WRITTEN PROBLEM: Please report every line from the material that contains the word "this".

EXERCISE INPUTS:
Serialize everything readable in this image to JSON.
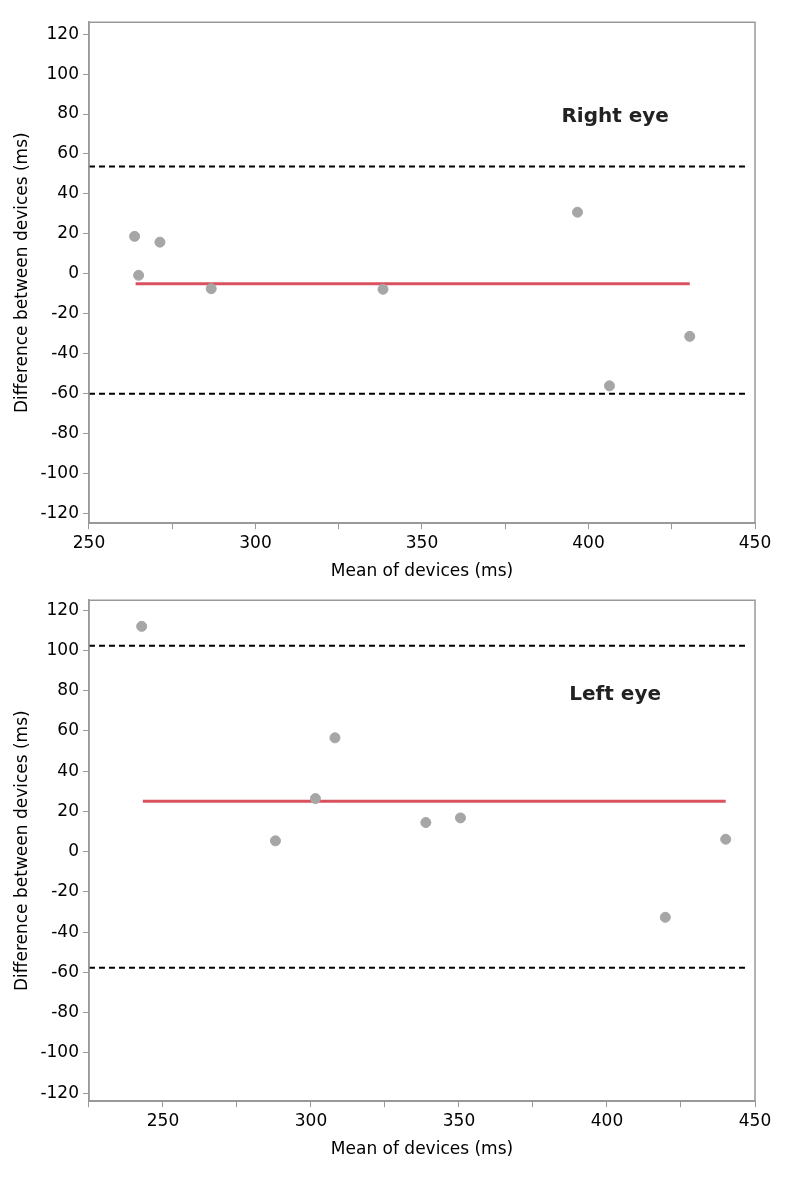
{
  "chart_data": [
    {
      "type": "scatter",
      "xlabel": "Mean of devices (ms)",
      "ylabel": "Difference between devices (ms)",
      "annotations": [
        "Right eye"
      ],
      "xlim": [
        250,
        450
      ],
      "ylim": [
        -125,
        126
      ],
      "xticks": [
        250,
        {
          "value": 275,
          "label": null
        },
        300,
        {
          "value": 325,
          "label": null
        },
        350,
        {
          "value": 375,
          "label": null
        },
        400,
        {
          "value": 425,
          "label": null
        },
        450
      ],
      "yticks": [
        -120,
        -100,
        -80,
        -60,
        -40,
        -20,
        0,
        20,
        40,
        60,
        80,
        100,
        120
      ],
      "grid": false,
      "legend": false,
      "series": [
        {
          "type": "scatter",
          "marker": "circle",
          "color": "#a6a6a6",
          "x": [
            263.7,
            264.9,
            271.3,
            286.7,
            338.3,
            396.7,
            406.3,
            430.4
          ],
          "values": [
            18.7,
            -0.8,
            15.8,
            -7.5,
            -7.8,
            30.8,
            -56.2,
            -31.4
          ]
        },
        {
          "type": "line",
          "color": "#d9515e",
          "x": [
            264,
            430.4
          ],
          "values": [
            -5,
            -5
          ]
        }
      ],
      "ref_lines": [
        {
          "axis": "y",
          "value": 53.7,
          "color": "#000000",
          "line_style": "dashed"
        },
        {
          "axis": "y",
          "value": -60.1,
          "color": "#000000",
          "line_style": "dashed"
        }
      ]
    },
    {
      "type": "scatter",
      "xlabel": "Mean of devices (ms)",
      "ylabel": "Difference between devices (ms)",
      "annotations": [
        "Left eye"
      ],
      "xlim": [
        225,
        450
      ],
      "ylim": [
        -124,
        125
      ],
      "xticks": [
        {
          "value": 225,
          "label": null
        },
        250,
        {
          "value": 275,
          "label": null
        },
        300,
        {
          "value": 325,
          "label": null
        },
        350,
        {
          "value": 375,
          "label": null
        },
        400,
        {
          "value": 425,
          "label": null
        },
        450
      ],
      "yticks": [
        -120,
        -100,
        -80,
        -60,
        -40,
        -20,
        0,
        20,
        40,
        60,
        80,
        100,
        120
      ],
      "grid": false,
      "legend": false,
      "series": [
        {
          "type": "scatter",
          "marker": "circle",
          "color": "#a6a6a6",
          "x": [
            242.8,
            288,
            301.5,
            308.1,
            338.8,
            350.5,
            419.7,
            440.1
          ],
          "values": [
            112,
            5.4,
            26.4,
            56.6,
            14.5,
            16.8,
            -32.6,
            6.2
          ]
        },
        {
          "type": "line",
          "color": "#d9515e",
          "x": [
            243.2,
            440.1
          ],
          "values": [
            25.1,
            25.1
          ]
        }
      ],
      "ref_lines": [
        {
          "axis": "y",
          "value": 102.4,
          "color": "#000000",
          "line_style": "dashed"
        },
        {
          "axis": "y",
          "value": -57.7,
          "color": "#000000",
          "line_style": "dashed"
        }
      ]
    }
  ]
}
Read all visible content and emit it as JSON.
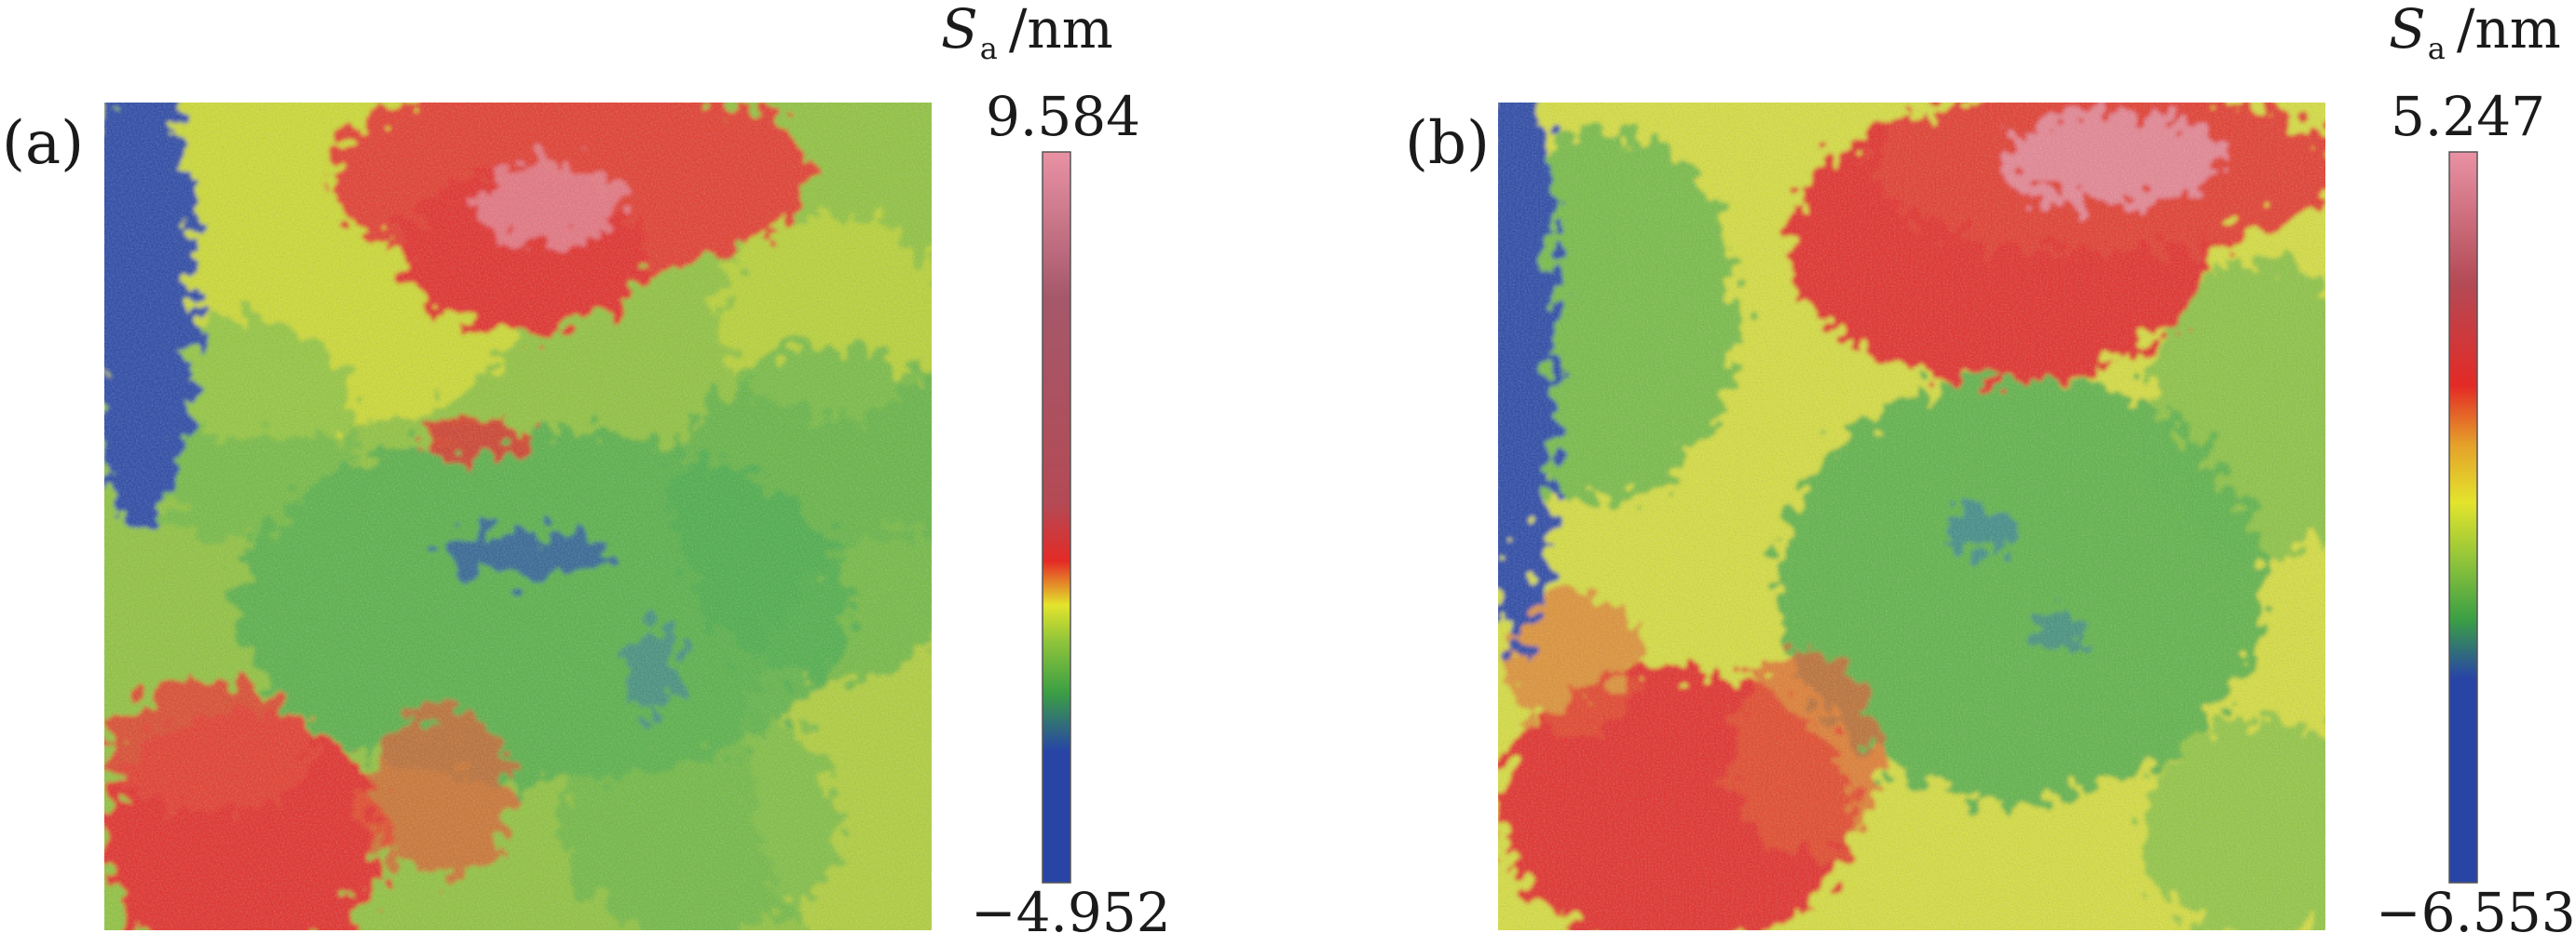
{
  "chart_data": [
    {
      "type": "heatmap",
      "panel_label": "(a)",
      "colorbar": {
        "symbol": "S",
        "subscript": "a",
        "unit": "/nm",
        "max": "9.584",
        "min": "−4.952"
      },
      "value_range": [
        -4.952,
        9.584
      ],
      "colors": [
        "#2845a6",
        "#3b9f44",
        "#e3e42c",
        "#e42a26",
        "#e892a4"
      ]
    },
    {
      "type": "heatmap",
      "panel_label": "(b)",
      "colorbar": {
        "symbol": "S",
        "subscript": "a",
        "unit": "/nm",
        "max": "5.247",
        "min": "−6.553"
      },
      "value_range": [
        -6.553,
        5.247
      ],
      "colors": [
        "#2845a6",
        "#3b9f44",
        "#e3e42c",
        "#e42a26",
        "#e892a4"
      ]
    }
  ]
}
==
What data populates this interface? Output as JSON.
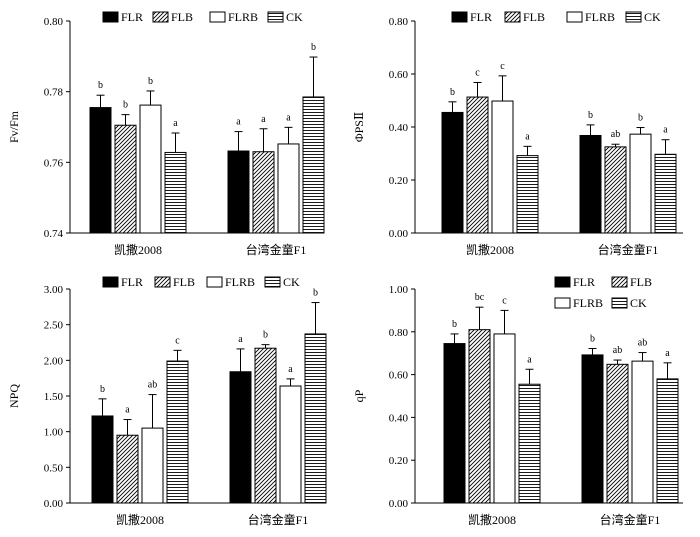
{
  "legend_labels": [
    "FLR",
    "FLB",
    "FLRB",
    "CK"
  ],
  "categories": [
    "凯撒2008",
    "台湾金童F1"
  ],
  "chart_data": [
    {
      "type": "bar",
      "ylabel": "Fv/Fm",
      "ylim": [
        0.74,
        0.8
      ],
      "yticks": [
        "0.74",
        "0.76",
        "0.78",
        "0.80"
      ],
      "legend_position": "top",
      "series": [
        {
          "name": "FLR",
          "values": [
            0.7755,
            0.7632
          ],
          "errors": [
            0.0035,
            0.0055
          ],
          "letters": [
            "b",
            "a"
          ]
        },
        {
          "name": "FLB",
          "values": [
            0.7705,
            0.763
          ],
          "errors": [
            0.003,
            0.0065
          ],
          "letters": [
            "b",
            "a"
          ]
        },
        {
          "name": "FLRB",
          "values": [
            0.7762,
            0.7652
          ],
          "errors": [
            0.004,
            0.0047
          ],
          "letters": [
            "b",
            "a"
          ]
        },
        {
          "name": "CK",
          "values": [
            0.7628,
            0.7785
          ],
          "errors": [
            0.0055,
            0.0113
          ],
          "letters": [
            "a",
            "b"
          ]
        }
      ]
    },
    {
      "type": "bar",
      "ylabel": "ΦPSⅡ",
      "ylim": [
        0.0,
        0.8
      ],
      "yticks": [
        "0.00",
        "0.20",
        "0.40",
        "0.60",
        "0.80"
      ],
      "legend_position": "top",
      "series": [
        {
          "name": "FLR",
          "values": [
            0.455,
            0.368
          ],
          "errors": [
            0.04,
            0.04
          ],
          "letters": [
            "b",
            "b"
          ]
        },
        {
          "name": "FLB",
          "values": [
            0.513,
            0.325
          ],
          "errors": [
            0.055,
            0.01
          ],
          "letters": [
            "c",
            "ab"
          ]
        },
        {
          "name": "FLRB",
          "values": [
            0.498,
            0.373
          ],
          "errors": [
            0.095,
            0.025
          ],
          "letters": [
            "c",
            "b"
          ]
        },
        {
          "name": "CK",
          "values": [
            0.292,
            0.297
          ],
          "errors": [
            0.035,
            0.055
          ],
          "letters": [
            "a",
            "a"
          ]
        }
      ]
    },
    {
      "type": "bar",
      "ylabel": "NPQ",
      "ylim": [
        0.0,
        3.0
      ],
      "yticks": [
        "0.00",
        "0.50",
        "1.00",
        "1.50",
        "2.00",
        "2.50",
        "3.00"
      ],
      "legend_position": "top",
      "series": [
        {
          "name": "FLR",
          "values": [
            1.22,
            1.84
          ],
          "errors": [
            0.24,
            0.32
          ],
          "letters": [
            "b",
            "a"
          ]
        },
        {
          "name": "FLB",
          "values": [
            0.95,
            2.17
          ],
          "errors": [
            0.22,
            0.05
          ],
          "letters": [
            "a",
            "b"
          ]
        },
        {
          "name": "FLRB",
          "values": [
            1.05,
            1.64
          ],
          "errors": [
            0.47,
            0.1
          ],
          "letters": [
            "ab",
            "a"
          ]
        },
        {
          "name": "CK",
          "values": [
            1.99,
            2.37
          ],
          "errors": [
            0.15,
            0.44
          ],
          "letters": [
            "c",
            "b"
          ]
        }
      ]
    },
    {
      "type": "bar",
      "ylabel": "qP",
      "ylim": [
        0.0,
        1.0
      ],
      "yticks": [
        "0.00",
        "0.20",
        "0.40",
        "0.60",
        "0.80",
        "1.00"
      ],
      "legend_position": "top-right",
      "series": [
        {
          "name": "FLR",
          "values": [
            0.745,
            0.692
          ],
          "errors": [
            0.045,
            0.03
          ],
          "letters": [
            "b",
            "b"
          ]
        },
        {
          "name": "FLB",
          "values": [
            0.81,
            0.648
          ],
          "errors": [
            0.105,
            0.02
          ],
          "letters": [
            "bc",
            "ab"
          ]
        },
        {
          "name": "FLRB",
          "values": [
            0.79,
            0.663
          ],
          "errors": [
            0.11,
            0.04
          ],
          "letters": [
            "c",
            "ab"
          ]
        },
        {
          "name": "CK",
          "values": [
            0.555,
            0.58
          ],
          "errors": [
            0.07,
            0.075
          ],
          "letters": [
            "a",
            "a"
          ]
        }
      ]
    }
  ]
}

ANSWER TO THE EXERCISE:
Serialize everything readable in this image to JSON.
What data populates this interface? Output as JSON.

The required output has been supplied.